▶ **TASK OBJECTIVE**:
Report the number of lines where the string "pediatric" occurs, and write nothing else.
[START]
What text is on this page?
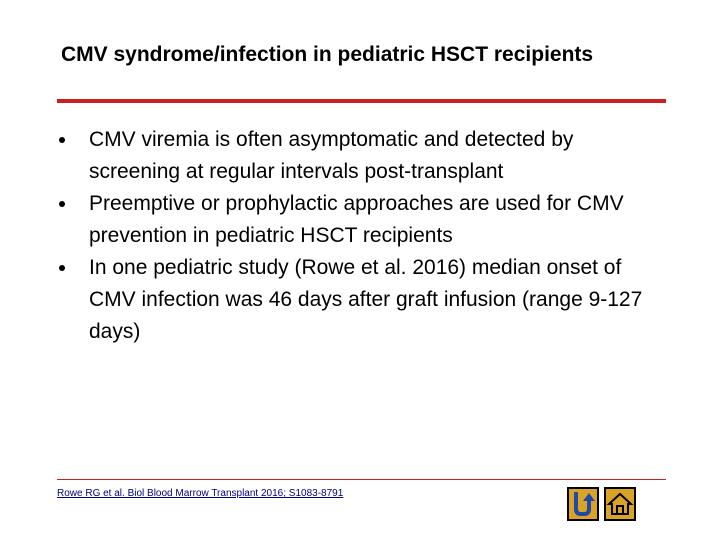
CMV syndrome/infection in pediatric HSCT recipients
CMV viremia is often asymptomatic and detected by screening at regular intervals post-transplant
Preemptive or prophylactic approaches are used for CMV prevention in pediatric HSCT recipients
In one pediatric study (Rowe et al. 2016) median onset of CMV infection was 46 days after graft infusion (range 9-127 days)
Rowe RG et al. Biol Blood Marrow Transplant 2016; S1083-8791
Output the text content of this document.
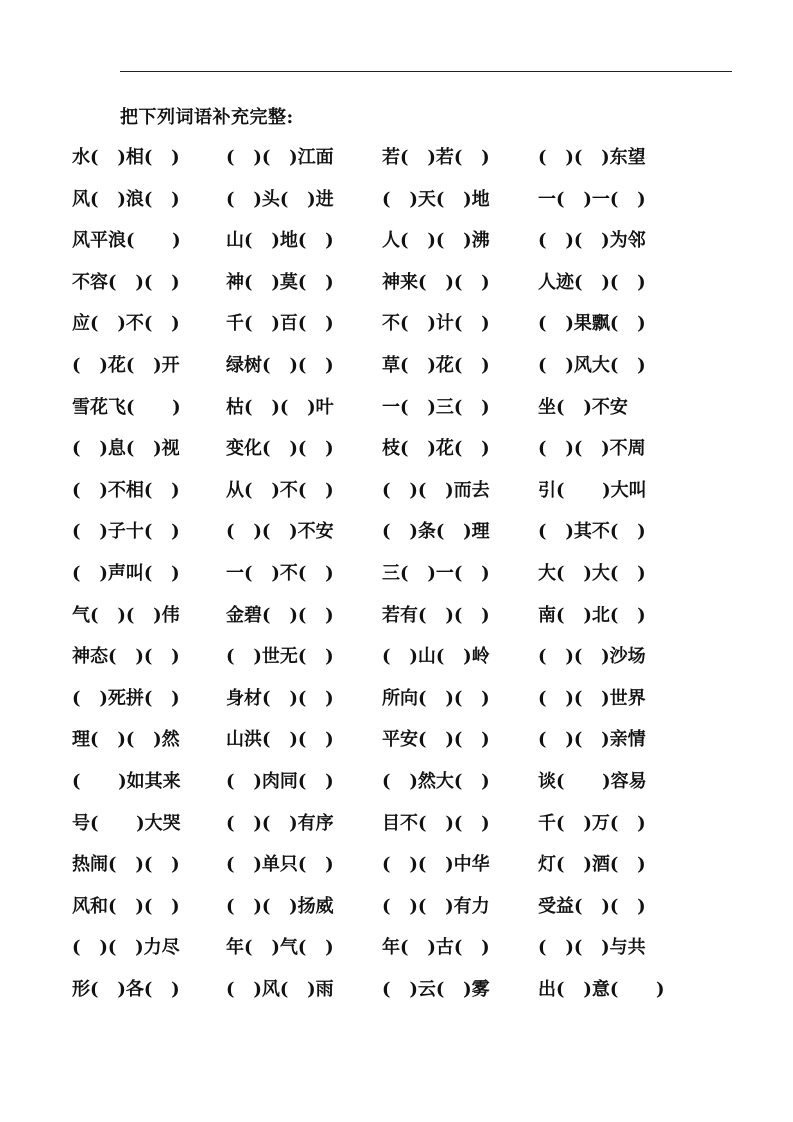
把下列词语补充完整:
水(   )相(   )	(   )(   )江面	若(   )若(   )	(   )(   )东望
风(   )浪(   )	(   )头(   )进	(   )天(   )地	一(   )一(   )
风平浪(      )	山(   )地(   )	人(   )(   )沸	(   )(   )为邻
不容(   )(   )	神(   )莫(   )	神来(   )(   )	人迹(   )(   )
应(   )不(   )	千(   )百(   )	不(   )计(   )	(   )果飘(   )
(   )花(   )开	绿树(   )(   )	草(   )花(   )	(   )风大(   )
雪花飞(      )	枯(   )(   )叶	一(   )三(   )	坐(   )不安
(   )息(   )视	变化(   )(   )	枝(   )花(   )	(   )(   )不周
(   )不相(   )	从(   )不(   )	(   )(   )而去	引(      )大叫
(   )子十(   )	(   )(   )不安	(   )条(   )理	(   )其不(   )
(   )声叫(   )	一(   )不(   )	三(   )一(   )	大(   )大(   )
气(   )(   )伟	金碧(   )(   )	若有(   )(   )	南(   )北(   )
神态(   )(   )	(   )世无(   )	(   )山(   )岭	(   )(   )沙场
(   )死拼(   )	身材(   )(   )	所向(   )(   )	(   )(   )世界
理(   )(   )然	山洪(   )(   )	平安(   )(   )	(   )(   )亲情
(      )如其来	(   )肉同(   )	(   )然大(   )	谈(      )容易
号(      )大哭	(   )(   )有序	目不(   )(   )	千(   )万(   )
热闹(   )(   )	(   )单只(   )	(   )(   )中华	灯(   )酒(   )
风和(   )(   )	(   )(   )扬威	(   )(   )有力	受益(   )(   )
(   )(   )力尽	年(   )气(   )	年(   )古(   )	(   )(   )与共
形(   )各(   )	(   )风(   )雨	(   )云(   )雾	出(   )意(      )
[END]
▶ **ANSWER**:
3